— start —

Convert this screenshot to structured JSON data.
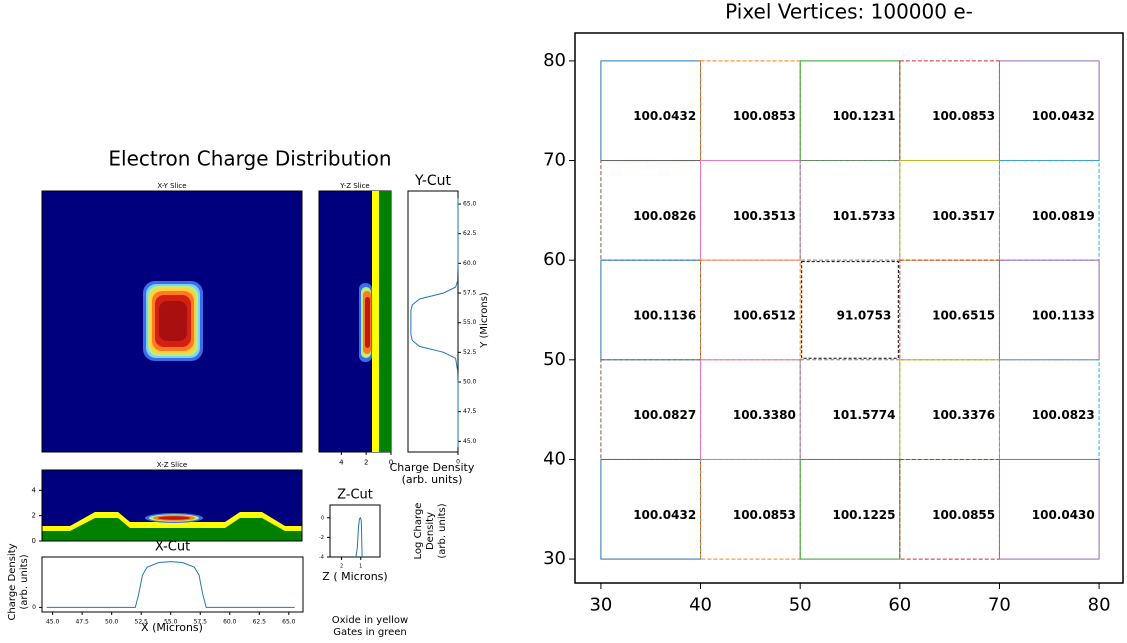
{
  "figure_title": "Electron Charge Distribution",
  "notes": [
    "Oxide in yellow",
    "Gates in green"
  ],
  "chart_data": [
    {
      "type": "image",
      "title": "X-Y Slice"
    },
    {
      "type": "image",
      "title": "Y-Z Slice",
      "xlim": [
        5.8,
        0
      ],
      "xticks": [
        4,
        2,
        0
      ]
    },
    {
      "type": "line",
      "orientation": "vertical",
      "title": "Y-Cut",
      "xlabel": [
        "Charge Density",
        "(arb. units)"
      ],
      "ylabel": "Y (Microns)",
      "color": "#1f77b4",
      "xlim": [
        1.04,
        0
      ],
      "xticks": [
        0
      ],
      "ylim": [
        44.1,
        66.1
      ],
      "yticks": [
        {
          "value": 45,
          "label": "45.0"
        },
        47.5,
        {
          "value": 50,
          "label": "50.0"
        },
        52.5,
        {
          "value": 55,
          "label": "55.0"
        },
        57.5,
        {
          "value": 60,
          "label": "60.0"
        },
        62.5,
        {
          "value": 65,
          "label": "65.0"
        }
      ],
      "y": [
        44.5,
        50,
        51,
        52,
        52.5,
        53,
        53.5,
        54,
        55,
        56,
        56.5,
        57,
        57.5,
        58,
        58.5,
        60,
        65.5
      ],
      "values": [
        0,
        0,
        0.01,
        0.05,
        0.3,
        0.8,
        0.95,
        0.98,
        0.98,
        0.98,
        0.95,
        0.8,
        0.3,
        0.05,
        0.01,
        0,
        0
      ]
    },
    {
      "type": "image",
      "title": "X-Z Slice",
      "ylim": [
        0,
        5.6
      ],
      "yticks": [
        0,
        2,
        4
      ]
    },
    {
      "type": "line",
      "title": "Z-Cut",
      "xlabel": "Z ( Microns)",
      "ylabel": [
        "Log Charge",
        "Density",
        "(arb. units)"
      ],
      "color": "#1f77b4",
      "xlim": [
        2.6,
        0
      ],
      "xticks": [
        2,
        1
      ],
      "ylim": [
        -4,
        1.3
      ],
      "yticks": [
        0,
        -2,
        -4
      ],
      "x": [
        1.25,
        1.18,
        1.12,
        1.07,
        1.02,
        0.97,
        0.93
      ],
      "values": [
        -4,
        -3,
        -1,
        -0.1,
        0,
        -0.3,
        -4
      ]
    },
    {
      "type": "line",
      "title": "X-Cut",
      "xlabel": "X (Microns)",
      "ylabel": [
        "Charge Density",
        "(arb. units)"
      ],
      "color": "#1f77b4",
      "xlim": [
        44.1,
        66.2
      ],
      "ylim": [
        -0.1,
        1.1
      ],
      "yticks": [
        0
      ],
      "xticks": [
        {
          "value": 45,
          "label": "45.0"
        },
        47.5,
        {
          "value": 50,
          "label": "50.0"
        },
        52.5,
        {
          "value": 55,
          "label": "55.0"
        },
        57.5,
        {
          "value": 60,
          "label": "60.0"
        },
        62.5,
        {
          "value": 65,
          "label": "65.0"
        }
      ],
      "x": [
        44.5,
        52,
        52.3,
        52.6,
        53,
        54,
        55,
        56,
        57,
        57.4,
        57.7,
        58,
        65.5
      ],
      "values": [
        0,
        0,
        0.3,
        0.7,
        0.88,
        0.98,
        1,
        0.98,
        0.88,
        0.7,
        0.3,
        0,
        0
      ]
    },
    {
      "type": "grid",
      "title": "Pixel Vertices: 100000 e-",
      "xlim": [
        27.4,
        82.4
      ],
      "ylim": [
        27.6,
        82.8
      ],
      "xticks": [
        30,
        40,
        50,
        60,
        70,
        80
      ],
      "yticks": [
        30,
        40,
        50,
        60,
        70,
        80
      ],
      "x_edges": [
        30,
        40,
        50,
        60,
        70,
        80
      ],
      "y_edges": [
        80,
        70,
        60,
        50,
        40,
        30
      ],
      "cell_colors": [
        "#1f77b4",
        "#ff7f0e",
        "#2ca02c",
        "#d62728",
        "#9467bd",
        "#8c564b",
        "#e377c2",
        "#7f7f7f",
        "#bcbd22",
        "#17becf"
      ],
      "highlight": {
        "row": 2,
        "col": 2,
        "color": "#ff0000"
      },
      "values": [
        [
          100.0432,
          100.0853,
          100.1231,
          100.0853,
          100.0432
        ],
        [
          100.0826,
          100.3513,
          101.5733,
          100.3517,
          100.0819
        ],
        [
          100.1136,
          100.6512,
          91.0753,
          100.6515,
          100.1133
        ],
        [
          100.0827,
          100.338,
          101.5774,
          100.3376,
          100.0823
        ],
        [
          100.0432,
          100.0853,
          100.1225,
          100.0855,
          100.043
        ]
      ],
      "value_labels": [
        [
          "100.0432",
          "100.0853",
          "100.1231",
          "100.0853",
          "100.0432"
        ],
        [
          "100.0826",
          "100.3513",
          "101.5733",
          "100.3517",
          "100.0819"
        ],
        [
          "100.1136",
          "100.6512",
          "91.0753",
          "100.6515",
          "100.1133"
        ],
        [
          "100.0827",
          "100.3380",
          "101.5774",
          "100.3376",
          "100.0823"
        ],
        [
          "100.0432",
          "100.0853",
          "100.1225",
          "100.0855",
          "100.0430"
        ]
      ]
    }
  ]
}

— end —
— start —

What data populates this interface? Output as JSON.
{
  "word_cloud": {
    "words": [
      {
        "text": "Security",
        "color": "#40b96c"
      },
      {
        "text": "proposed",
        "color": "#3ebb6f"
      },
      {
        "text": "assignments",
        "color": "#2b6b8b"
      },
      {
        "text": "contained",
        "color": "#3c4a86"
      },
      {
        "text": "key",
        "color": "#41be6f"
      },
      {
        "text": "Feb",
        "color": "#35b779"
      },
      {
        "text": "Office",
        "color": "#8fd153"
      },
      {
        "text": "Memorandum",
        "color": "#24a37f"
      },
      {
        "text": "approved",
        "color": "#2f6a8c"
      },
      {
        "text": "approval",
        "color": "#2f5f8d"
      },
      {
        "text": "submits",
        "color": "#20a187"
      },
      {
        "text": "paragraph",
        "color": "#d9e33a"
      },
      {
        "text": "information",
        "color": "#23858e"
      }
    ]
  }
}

— end —

▶ **Stated goal**: Scan the material above for the string "Charge" and report each line where you find it.

▶ **Output for this task**:
  "figure_title": "Electron Charge Distribution",
        "Charge Density",
        "Log Charge",
        "Charge Density",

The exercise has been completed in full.